• EXERCISE REQUIREMENTS
Pictures aside, repeat every entry exactly.

• DATA RECORDS
★ ★ ★ ★

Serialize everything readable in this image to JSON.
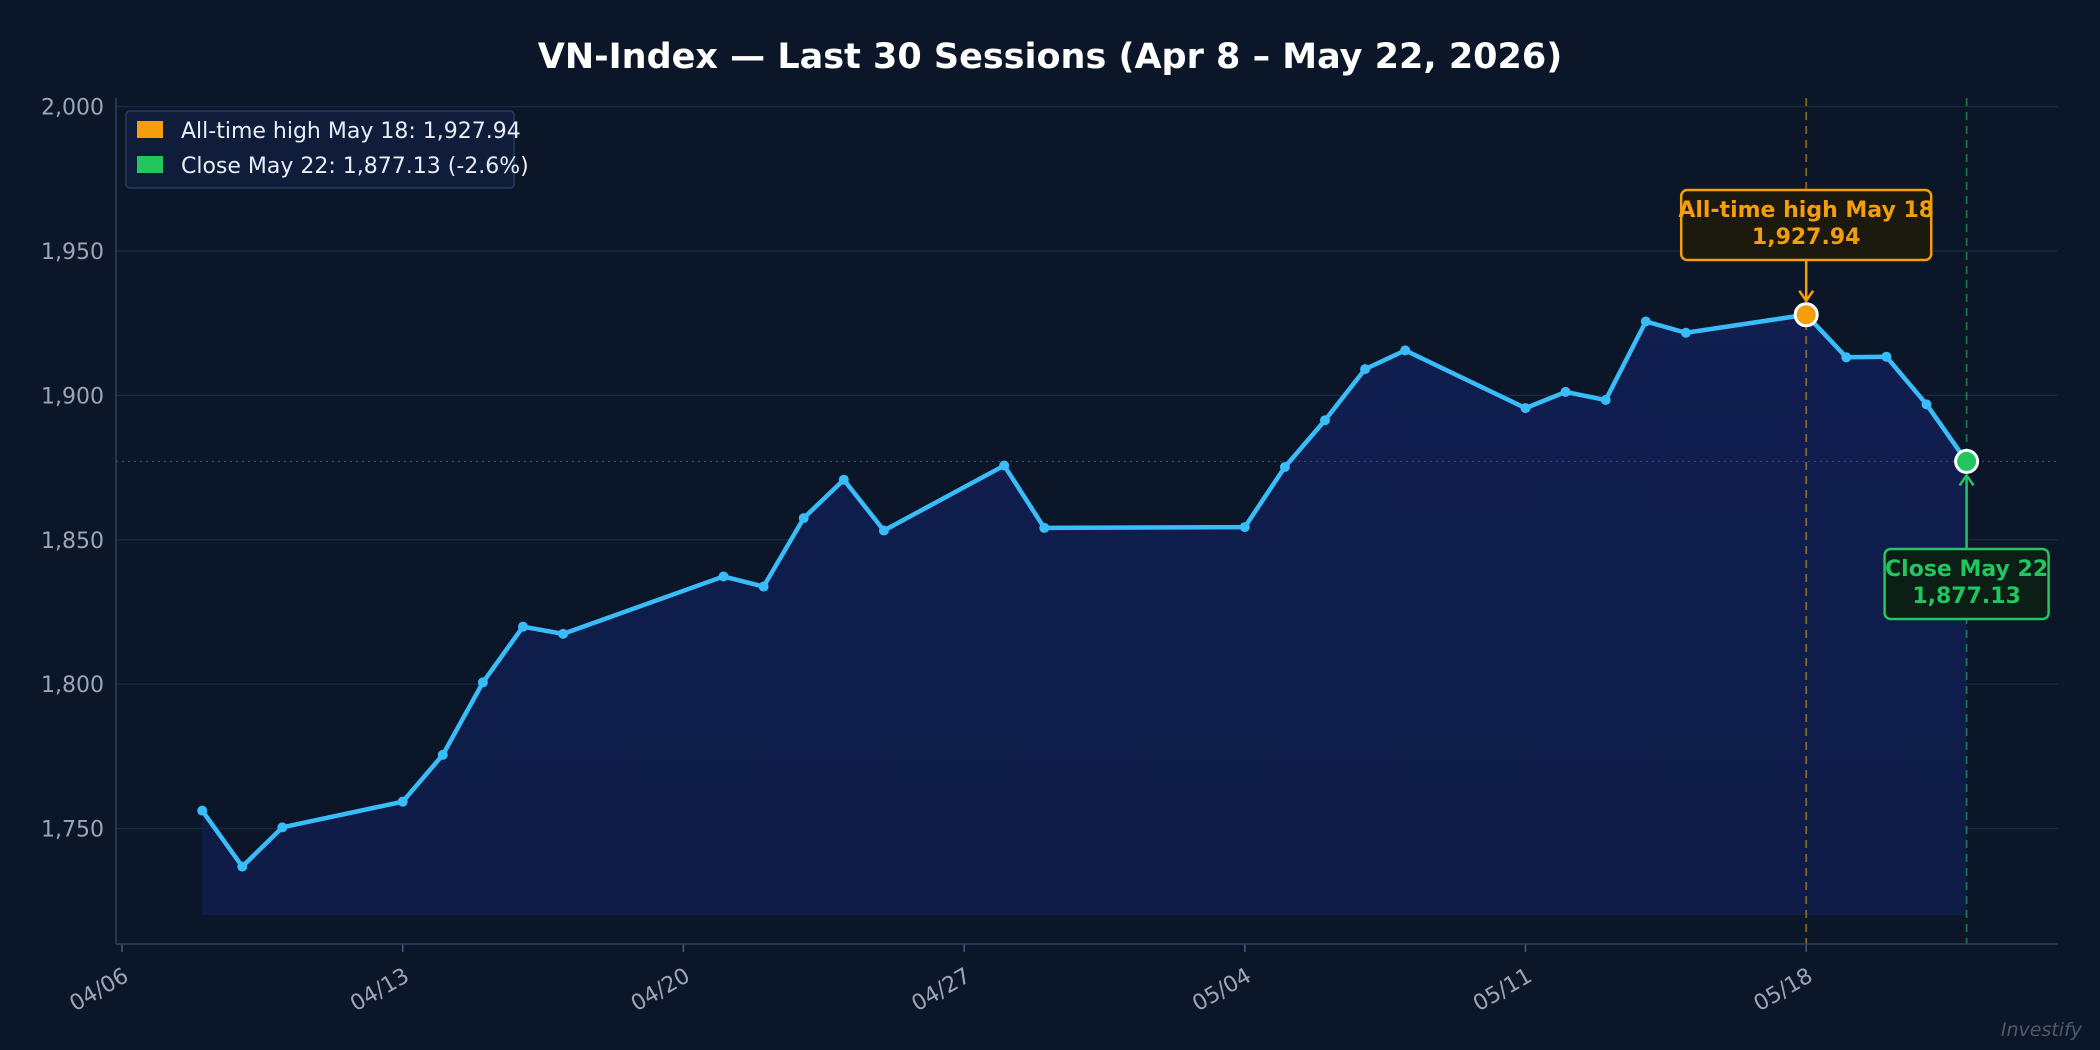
{
  "chart_data": {
    "type": "line",
    "title": "VN-Index — Last 30 Sessions (Apr 8 – May 22, 2026)",
    "xlabel": "",
    "ylabel": "",
    "x_tick_labels": [
      "04/06",
      "04/13",
      "04/20",
      "04/27",
      "05/04",
      "05/11",
      "05/18"
    ],
    "y_tick_labels": [
      "1,750",
      "1,800",
      "1,850",
      "1,900",
      "1,950",
      "2,000"
    ],
    "ylim": [
      1710,
      2003
    ],
    "grid": true,
    "legend_position": "top-left",
    "series": [
      {
        "color": "#38bdf8",
        "points": [
          {
            "x": "2026-04-08",
            "y": 1756.2
          },
          {
            "x": "2026-04-09",
            "y": 1736.8
          },
          {
            "x": "2026-04-10",
            "y": 1750.4
          },
          {
            "x": "2026-04-13",
            "y": 1759.3
          },
          {
            "x": "2026-04-14",
            "y": 1775.5
          },
          {
            "x": "2026-04-15",
            "y": 1800.6
          },
          {
            "x": "2026-04-16",
            "y": 1819.9
          },
          {
            "x": "2026-04-17",
            "y": 1817.4
          },
          {
            "x": "2026-04-21",
            "y": 1837.3
          },
          {
            "x": "2026-04-22",
            "y": 1833.8
          },
          {
            "x": "2026-04-23",
            "y": 1857.5
          },
          {
            "x": "2026-04-24",
            "y": 1870.8
          },
          {
            "x": "2026-04-25",
            "y": 1853.2
          },
          {
            "x": "2026-04-28",
            "y": 1875.7
          },
          {
            "x": "2026-04-29",
            "y": 1854.1
          },
          {
            "x": "2026-05-04",
            "y": 1854.4
          },
          {
            "x": "2026-05-05",
            "y": 1875.2
          },
          {
            "x": "2026-05-06",
            "y": 1891.4
          },
          {
            "x": "2026-05-07",
            "y": 1909.1
          },
          {
            "x": "2026-05-08",
            "y": 1915.6
          },
          {
            "x": "2026-05-11",
            "y": 1895.6
          },
          {
            "x": "2026-05-12",
            "y": 1901.2
          },
          {
            "x": "2026-05-13",
            "y": 1898.4
          },
          {
            "x": "2026-05-14",
            "y": 1925.6
          },
          {
            "x": "2026-05-15",
            "y": 1921.7
          },
          {
            "x": "2026-05-18",
            "y": 1927.94
          },
          {
            "x": "2026-05-19",
            "y": 1913.2
          },
          {
            "x": "2026-05-20",
            "y": 1913.4
          },
          {
            "x": "2026-05-21",
            "y": 1896.9
          },
          {
            "x": "2026-05-22",
            "y": 1877.13
          }
        ]
      }
    ],
    "legend": [
      {
        "label": "All-time high May 18: 1,927.94",
        "color": "#f59e0b"
      },
      {
        "label": "Close May 22: 1,877.13 (-2.6%)",
        "color": "#22c55e"
      }
    ],
    "annotations": [
      {
        "x": "2026-05-18",
        "y": 1927.94,
        "lines": [
          "All-time high May 18",
          "1,927.94"
        ],
        "color": "#f59e0b"
      },
      {
        "x": "2026-05-22",
        "y": 1877.13,
        "lines": [
          "Close May 22",
          "1,877.13"
        ],
        "color": "#22c55e"
      }
    ],
    "watermark": "Investify"
  }
}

★ ★ ★ ★

• SOLUTION FOR THIS EXERCISE
Serialize everything readable in this image to JSON.
{
  "chart_data": {
    "type": "line",
    "title": "VN-Index — Last 30 Sessions (Apr 8 – May 22, 2026)",
    "xlabel": "",
    "ylabel": "",
    "x_tick_labels": [
      "04/06",
      "04/13",
      "04/20",
      "04/27",
      "05/04",
      "05/11",
      "05/18"
    ],
    "y_tick_labels": [
      "1,750",
      "1,800",
      "1,850",
      "1,900",
      "1,950",
      "2,000"
    ],
    "ylim": [
      1710,
      2003
    ],
    "grid": true,
    "legend_position": "top-left",
    "series": [
      {
        "color": "#38bdf8",
        "points": [
          {
            "x": "2026-04-08",
            "y": 1756.2
          },
          {
            "x": "2026-04-09",
            "y": 1736.8
          },
          {
            "x": "2026-04-10",
            "y": 1750.4
          },
          {
            "x": "2026-04-13",
            "y": 1759.3
          },
          {
            "x": "2026-04-14",
            "y": 1775.5
          },
          {
            "x": "2026-04-15",
            "y": 1800.6
          },
          {
            "x": "2026-04-16",
            "y": 1819.9
          },
          {
            "x": "2026-04-17",
            "y": 1817.4
          },
          {
            "x": "2026-04-21",
            "y": 1837.3
          },
          {
            "x": "2026-04-22",
            "y": 1833.8
          },
          {
            "x": "2026-04-23",
            "y": 1857.5
          },
          {
            "x": "2026-04-24",
            "y": 1870.8
          },
          {
            "x": "2026-04-25",
            "y": 1853.2
          },
          {
            "x": "2026-04-28",
            "y": 1875.7
          },
          {
            "x": "2026-04-29",
            "y": 1854.1
          },
          {
            "x": "2026-05-04",
            "y": 1854.4
          },
          {
            "x": "2026-05-05",
            "y": 1875.2
          },
          {
            "x": "2026-05-06",
            "y": 1891.4
          },
          {
            "x": "2026-05-07",
            "y": 1909.1
          },
          {
            "x": "2026-05-08",
            "y": 1915.6
          },
          {
            "x": "2026-05-11",
            "y": 1895.6
          },
          {
            "x": "2026-05-12",
            "y": 1901.2
          },
          {
            "x": "2026-05-13",
            "y": 1898.4
          },
          {
            "x": "2026-05-14",
            "y": 1925.6
          },
          {
            "x": "2026-05-15",
            "y": 1921.7
          },
          {
            "x": "2026-05-18",
            "y": 1927.94
          },
          {
            "x": "2026-05-19",
            "y": 1913.2
          },
          {
            "x": "2026-05-20",
            "y": 1913.4
          },
          {
            "x": "2026-05-21",
            "y": 1896.9
          },
          {
            "x": "2026-05-22",
            "y": 1877.13
          }
        ]
      }
    ],
    "legend": [
      {
        "label": "All-time high May 18: 1,927.94",
        "color": "#f59e0b"
      },
      {
        "label": "Close May 22: 1,877.13 (-2.6%)",
        "color": "#22c55e"
      }
    ],
    "annotations": [
      {
        "x": "2026-05-18",
        "y": 1927.94,
        "lines": [
          "All-time high May 18",
          "1,927.94"
        ],
        "color": "#f59e0b"
      },
      {
        "x": "2026-05-22",
        "y": 1877.13,
        "lines": [
          "Close May 22",
          "1,877.13"
        ],
        "color": "#22c55e"
      }
    ],
    "watermark": "Investify"
  }
}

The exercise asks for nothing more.